[begin Exercise material]

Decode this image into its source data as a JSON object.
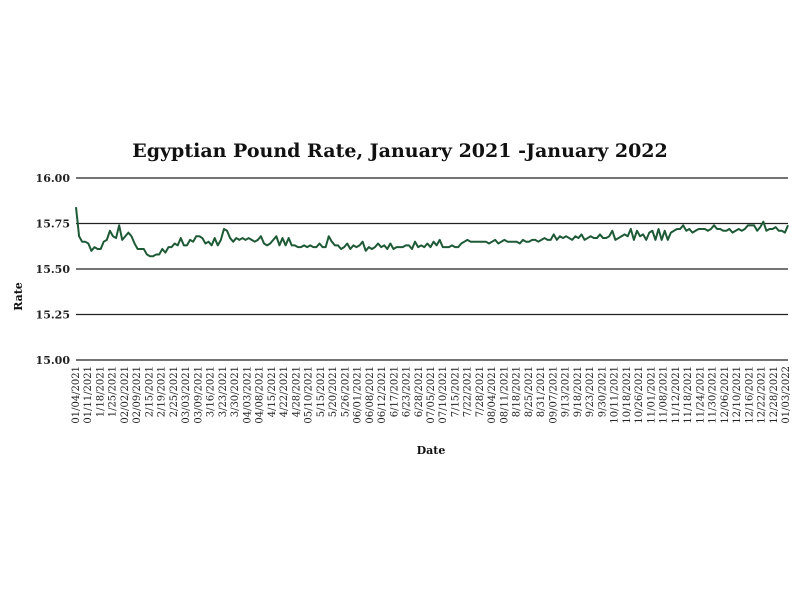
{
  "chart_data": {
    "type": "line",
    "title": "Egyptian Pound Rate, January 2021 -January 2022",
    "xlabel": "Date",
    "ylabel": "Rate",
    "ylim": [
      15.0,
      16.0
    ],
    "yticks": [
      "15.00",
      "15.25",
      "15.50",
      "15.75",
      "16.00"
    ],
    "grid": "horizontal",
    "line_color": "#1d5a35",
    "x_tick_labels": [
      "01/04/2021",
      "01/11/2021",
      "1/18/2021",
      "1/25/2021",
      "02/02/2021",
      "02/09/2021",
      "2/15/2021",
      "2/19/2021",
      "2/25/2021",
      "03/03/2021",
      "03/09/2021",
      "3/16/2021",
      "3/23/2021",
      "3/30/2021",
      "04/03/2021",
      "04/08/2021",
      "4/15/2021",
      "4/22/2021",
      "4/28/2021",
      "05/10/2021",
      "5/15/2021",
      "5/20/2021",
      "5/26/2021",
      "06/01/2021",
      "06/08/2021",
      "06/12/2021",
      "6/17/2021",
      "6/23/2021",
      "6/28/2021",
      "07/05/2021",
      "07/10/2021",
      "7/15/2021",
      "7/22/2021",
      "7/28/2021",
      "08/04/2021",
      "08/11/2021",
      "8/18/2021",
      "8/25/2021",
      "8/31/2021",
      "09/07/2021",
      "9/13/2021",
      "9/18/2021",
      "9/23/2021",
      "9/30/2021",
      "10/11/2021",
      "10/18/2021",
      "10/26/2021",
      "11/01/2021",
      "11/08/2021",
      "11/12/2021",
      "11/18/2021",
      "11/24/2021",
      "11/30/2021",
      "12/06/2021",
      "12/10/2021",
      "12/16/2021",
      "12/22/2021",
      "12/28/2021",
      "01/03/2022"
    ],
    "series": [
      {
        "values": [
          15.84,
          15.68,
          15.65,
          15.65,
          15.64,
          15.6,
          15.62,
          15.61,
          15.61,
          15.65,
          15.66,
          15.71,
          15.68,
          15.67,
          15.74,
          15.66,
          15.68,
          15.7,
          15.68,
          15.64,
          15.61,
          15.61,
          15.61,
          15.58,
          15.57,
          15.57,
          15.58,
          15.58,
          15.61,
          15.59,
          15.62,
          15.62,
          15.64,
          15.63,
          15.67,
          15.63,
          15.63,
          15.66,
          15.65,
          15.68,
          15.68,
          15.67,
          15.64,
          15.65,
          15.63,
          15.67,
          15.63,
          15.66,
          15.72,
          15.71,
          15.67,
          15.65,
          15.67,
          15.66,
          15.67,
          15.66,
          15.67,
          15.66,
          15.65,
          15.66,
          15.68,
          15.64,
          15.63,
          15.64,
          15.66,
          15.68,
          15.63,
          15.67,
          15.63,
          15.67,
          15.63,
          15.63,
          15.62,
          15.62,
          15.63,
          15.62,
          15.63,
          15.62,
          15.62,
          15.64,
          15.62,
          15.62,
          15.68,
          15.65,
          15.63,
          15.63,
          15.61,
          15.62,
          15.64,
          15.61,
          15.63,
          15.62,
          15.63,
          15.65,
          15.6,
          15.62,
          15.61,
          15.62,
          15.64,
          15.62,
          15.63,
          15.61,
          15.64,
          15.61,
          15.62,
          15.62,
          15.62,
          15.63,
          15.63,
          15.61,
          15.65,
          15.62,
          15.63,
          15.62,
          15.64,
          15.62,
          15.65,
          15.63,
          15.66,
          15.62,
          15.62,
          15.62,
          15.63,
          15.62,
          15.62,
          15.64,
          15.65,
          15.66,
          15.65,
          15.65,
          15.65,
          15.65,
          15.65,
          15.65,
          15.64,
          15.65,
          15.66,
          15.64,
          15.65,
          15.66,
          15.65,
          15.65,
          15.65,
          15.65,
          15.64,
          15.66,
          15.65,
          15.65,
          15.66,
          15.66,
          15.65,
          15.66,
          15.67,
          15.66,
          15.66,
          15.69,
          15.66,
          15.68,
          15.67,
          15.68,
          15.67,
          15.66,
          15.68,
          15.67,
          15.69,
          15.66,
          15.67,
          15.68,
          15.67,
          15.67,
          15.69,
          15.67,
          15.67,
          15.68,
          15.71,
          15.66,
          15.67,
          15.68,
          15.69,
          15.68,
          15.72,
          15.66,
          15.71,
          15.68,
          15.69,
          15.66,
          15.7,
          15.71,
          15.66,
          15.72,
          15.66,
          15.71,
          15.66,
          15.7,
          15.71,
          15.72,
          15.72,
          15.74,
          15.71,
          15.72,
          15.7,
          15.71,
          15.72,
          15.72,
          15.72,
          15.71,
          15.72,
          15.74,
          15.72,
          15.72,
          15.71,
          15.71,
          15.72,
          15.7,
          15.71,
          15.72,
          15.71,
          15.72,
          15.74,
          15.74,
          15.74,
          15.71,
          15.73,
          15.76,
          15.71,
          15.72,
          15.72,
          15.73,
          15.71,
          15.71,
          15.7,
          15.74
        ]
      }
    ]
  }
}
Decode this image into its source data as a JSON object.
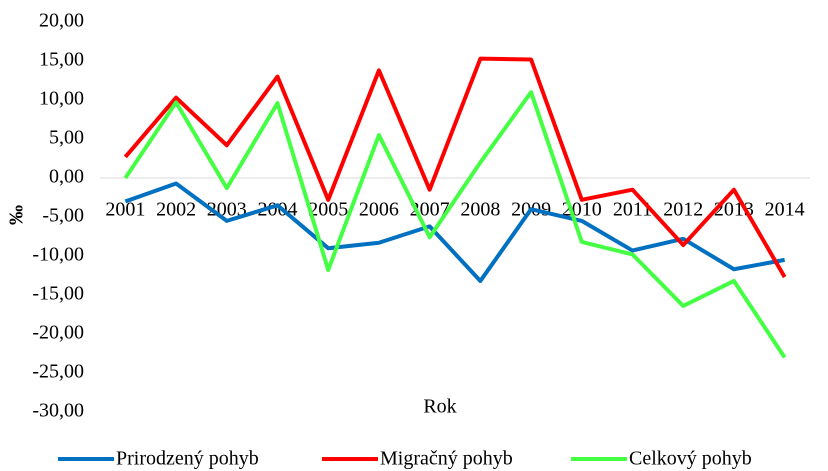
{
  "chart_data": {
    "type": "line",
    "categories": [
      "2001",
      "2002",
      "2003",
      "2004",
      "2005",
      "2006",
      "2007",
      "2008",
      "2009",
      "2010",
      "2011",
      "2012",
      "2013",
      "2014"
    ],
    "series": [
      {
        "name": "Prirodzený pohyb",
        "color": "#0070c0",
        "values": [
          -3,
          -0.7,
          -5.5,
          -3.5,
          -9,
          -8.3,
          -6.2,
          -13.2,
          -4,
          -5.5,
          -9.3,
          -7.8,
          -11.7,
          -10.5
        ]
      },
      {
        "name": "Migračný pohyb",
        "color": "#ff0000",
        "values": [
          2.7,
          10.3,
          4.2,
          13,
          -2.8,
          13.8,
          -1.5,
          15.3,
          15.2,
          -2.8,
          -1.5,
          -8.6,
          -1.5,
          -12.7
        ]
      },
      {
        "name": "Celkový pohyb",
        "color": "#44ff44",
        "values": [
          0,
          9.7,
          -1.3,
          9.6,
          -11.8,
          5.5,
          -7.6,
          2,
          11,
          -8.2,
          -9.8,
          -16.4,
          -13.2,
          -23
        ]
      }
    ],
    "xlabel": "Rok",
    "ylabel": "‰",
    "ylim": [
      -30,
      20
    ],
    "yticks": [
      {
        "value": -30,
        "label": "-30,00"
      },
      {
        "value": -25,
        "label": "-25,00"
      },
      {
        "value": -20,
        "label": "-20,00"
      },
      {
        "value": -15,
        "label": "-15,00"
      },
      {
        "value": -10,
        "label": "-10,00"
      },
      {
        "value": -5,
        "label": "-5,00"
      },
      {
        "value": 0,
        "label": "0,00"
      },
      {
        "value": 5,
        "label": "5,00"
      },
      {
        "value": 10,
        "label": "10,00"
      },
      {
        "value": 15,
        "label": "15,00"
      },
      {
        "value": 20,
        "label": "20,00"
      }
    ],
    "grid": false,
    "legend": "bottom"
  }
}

[end Exercise material]

◆ Task directions ◆
Find every line in the records that contains the word "pohyb"; copy those lines.

◆ Answer in full ◆
        "name": "Prirodzený pohyb",
        "name": "Migračný pohyb",
        "name": "Celkový pohyb",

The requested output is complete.